(Required task): Find each line containing the string "внебюджетные" and return it.

>>>>

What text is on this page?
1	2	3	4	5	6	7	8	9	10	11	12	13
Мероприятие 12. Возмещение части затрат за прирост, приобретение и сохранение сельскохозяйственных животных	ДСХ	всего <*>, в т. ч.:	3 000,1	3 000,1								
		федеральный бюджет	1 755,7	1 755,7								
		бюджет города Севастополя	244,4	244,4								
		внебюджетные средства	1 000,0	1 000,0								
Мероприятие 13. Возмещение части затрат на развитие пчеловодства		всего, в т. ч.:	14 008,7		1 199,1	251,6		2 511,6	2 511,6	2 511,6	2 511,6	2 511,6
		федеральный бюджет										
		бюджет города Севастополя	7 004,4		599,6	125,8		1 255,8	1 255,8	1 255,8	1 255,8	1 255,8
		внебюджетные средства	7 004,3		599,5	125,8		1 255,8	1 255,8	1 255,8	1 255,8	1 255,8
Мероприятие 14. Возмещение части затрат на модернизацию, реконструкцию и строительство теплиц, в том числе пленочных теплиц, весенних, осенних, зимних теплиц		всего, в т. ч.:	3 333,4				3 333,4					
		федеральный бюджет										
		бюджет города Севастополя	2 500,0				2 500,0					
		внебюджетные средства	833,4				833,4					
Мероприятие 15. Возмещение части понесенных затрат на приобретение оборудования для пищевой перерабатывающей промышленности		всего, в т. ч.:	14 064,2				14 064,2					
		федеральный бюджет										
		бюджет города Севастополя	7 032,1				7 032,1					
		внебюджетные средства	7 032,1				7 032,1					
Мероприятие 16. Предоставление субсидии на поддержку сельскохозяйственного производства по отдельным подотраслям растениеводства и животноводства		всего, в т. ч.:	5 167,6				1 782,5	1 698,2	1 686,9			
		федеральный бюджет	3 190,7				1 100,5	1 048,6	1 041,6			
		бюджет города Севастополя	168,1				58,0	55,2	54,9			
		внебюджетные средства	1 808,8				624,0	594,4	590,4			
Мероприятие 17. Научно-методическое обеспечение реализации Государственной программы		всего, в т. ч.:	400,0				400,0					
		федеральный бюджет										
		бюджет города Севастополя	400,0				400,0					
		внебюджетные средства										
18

<<<<
>>>>

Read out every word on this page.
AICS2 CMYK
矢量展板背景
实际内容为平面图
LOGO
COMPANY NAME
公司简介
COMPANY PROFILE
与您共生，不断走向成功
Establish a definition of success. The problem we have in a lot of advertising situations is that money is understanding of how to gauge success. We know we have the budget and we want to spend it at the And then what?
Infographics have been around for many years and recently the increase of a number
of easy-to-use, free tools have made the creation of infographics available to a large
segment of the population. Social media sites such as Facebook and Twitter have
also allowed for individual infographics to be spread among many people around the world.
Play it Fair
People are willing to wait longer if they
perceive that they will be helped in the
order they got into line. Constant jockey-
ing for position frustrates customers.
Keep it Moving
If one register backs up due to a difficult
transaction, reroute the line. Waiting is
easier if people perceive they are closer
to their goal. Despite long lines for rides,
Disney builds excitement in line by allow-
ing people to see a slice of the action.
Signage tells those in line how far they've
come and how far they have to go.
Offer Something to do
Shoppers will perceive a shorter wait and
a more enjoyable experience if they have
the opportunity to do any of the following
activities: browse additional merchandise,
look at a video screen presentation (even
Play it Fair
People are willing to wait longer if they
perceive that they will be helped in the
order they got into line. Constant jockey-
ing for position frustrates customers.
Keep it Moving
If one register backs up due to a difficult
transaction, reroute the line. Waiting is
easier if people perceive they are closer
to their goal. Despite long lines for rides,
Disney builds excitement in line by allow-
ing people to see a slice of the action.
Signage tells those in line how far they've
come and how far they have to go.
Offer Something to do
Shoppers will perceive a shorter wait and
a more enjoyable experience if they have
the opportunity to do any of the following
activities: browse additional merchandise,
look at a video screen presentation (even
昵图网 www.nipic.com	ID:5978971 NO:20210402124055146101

<<<<

(Solved exercise):
		внебюджетные средства	1 000,0	1 000,0								
		внебюджетные средства	7 004,3		599,5	125,8		1 255,8	1 255,8	1 255,8	1 255,8	1 255,8
		внебюджетные средства	833,4				833,4					
		внебюджетные средства	7 032,1				7 032,1					
		внебюджетные средства	1 808,8				624,0	594,4	590,4			
		внебюджетные средства										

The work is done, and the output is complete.